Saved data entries
--- Start ---

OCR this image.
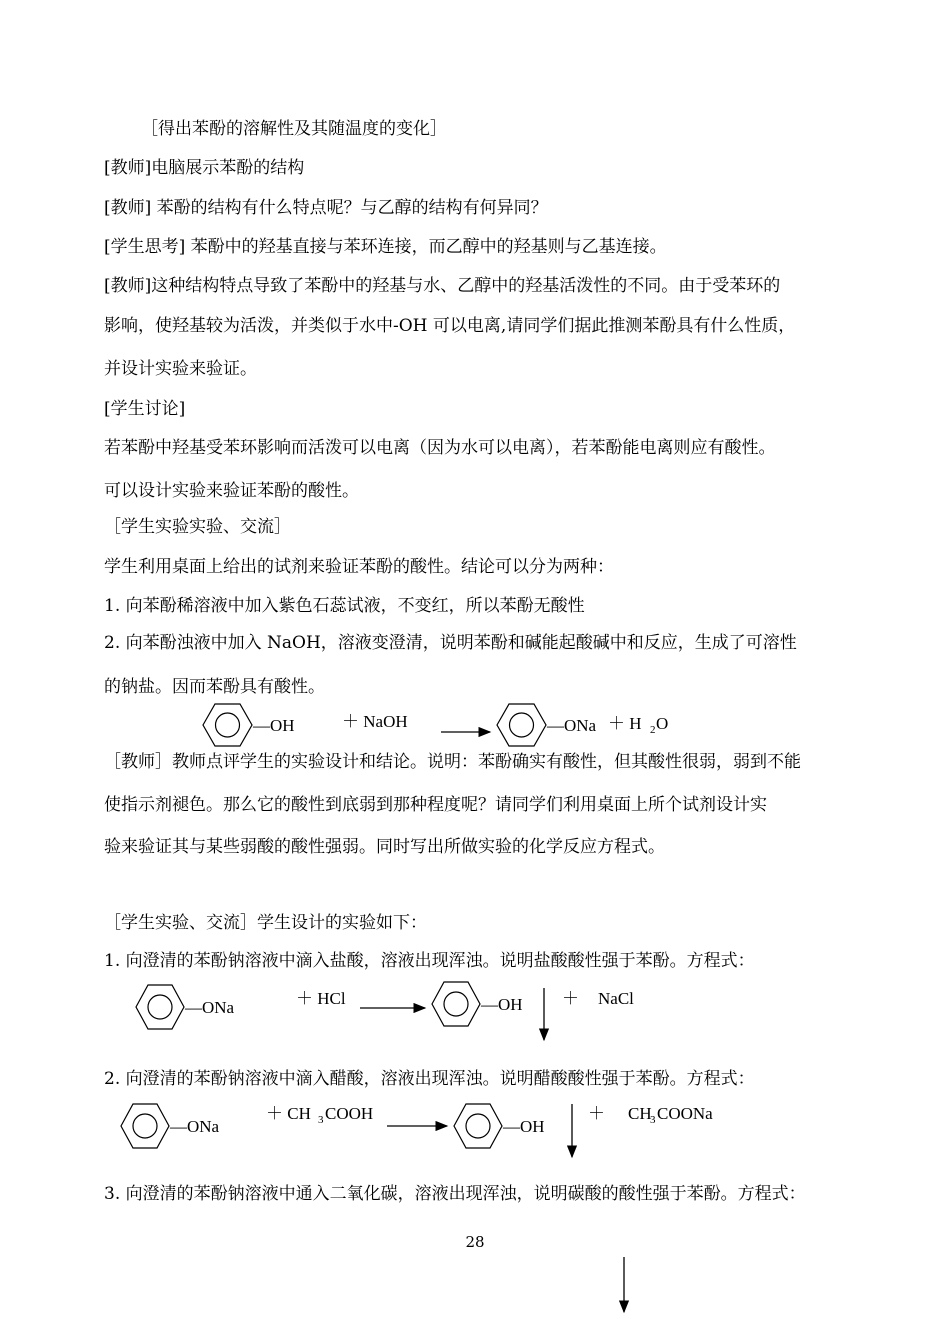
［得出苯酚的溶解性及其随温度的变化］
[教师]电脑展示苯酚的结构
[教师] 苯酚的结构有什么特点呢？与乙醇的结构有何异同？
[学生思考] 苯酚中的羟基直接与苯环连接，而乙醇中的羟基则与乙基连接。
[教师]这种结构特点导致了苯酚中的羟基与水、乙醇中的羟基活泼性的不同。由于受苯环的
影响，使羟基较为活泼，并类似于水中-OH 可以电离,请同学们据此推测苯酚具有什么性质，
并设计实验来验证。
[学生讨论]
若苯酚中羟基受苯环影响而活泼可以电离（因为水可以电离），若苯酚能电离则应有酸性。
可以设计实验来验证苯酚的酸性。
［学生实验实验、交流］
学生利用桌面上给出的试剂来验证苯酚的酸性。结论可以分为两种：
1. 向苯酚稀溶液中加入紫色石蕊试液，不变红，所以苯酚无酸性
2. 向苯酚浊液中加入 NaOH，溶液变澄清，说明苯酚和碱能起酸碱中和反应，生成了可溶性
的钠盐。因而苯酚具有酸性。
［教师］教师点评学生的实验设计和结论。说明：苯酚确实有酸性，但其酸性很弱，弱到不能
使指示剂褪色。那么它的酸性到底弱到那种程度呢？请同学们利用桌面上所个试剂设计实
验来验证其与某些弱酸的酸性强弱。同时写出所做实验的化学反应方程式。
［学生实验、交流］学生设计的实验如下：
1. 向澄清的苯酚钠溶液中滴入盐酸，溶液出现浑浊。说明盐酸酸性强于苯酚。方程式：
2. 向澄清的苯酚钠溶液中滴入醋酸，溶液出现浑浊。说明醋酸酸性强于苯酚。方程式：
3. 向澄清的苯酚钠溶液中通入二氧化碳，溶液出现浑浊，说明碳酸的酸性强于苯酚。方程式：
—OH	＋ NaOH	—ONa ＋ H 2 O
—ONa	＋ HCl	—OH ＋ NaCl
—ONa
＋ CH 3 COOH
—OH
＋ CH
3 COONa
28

--- End ---
--- Start ---

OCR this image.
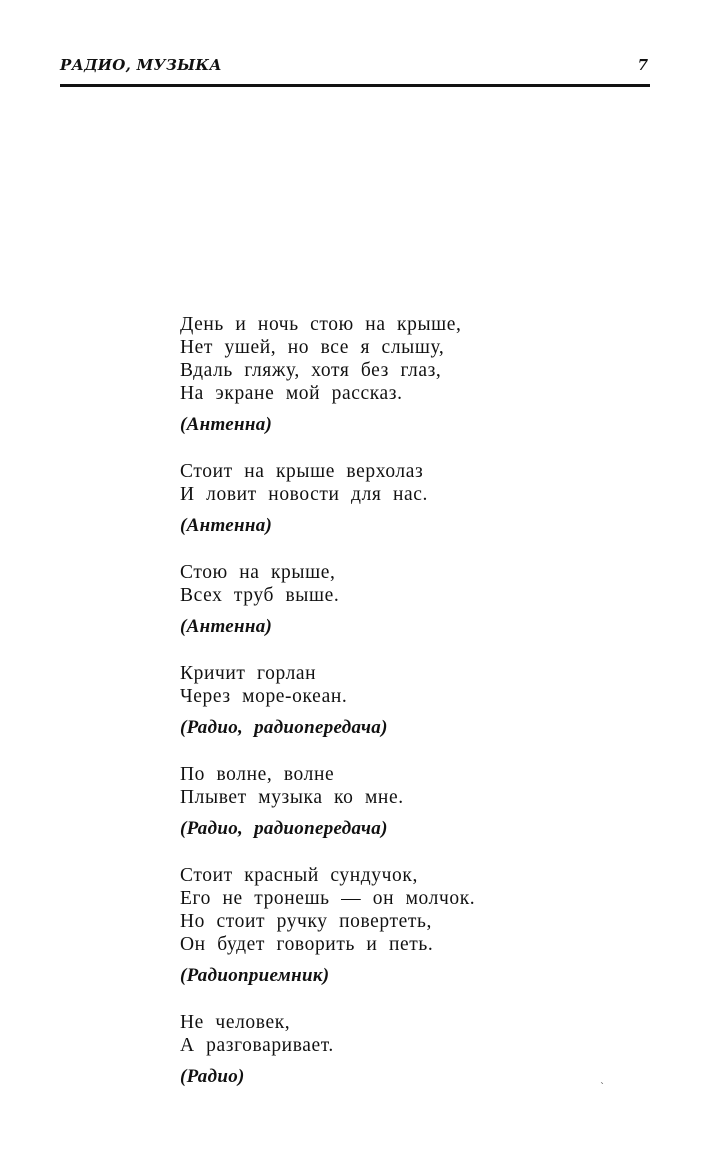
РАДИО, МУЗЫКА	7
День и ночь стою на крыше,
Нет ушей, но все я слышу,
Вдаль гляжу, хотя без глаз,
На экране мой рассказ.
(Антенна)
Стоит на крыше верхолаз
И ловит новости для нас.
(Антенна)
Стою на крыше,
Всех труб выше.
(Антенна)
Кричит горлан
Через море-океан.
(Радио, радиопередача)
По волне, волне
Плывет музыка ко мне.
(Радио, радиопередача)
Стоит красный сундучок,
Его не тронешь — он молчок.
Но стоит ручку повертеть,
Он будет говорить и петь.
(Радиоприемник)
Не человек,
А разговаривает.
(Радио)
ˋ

--- End ---
--- Start ---

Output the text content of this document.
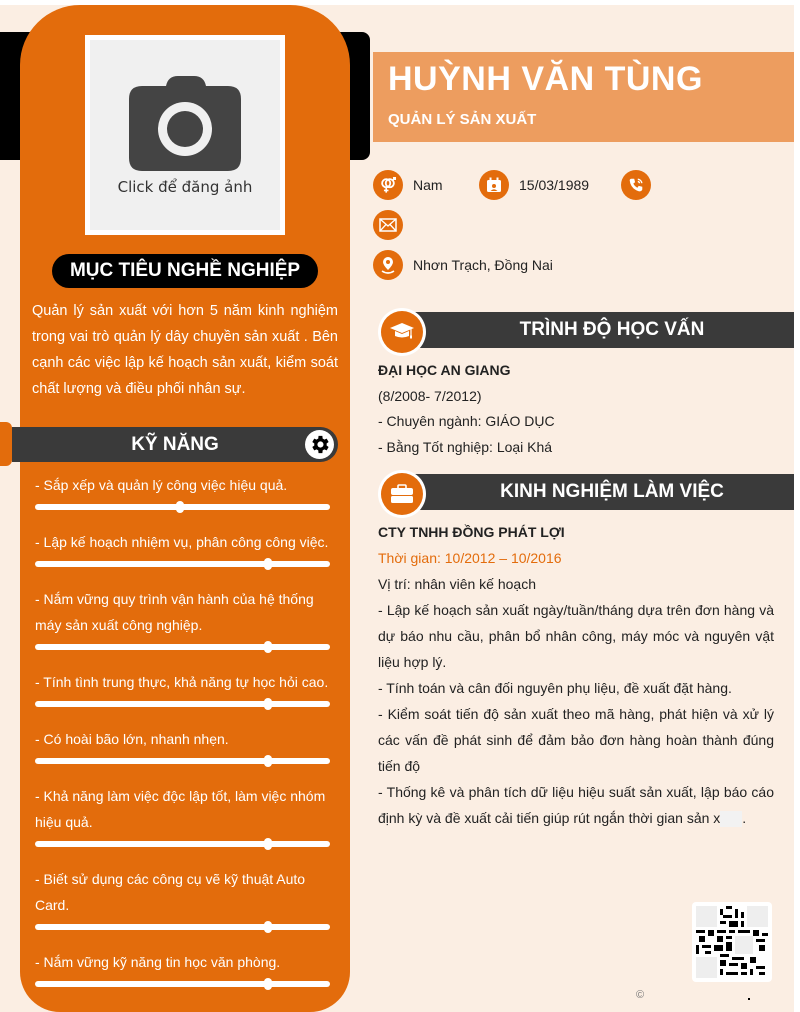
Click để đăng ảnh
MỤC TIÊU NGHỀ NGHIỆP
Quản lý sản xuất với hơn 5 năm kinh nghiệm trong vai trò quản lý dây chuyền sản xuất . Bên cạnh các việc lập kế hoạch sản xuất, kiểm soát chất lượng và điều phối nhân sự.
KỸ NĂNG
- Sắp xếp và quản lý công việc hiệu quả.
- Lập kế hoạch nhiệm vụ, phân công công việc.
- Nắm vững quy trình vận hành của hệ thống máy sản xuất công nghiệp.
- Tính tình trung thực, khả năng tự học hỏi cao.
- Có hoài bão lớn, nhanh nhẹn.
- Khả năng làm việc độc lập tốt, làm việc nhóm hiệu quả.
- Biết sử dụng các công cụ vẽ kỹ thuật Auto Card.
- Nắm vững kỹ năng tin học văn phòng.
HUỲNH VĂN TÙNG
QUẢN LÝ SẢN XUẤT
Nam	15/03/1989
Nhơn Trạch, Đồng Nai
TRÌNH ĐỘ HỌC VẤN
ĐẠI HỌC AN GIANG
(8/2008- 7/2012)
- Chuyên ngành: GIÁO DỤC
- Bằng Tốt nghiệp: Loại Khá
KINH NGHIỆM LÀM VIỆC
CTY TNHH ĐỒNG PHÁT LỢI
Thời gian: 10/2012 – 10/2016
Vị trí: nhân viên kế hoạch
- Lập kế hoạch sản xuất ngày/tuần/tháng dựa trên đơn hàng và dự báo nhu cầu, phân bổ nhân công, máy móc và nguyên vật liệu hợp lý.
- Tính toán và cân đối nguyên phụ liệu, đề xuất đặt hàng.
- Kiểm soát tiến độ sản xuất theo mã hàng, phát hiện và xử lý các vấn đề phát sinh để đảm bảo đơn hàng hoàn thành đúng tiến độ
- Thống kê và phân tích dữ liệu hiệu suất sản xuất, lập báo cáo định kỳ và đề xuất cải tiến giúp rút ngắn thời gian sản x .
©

--- End ---

From the material, report only how many lines include the word "hiệu".

> [EXERCISE SOLUTION]: 3